→ TEKS BACAAN

********

Oleh : Ki Sugeng Subagya


Seringkali kita mendengar pertanyaan di sekitar kita. Mengajar apa bu ? Mengajar di mana Pak ? Jawabnya; Ibu mengajar Bahasa Indonesia. Bapak mengajar di SMP Tamansiswa Jakarta.


Jika dicermati, antara pertanyaan dan jawaban tentang mengajar di atas, konotasinya tugas guru adalah mengajar. Sedangkan siswa diajar. Dalam hal ini berarti guru berkedudukan sebagai subyek, sedang siswa sebagai obyek.


Sebagai subyek, aktifitas guru lebih dominan dibandingkan siswa. Akibatnya komunikasi dalam pembelajaran kebanyakan terjadi hanya satu arah, ialah dari guru ke siswa. Guru mengajar, bukan membelajarkan siswa. Materi pelajaran berupa “bahan jadi” yang disiapkan guru, siswa tinggal menerimanya. Pendek kata, dalam pembelajaran guru aktif, sedang siswa pasif.

********

→ TUJUAN
Tuliskan ulang tanpa perubahan bagian teks tentang guru dan mengajar di atas, mulai dari "Seringkali kita mendengar" sampai "SMP Tamansiswa Jakarta.".

→ SEGMEN DATA
********

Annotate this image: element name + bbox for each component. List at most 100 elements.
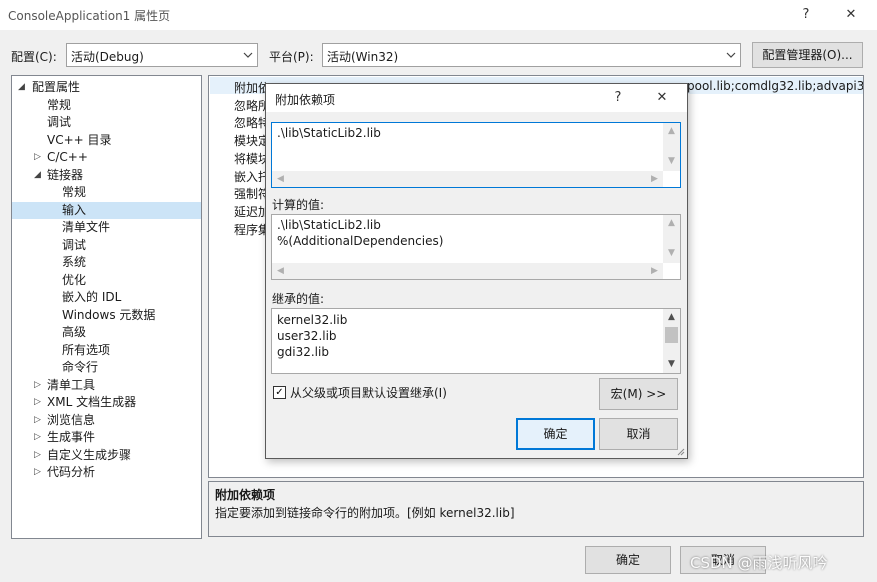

********

→ JAWABAN TERTULIS
Seringkali kita mendengar pertanyaan di sekitar kita. Mengajar apa bu ? Mengajar di mana Pak ? Jawabnya; Ibu mengajar Bahasa Indonesia. Bapak mengajar di SMP Tamansiswa Jakarta.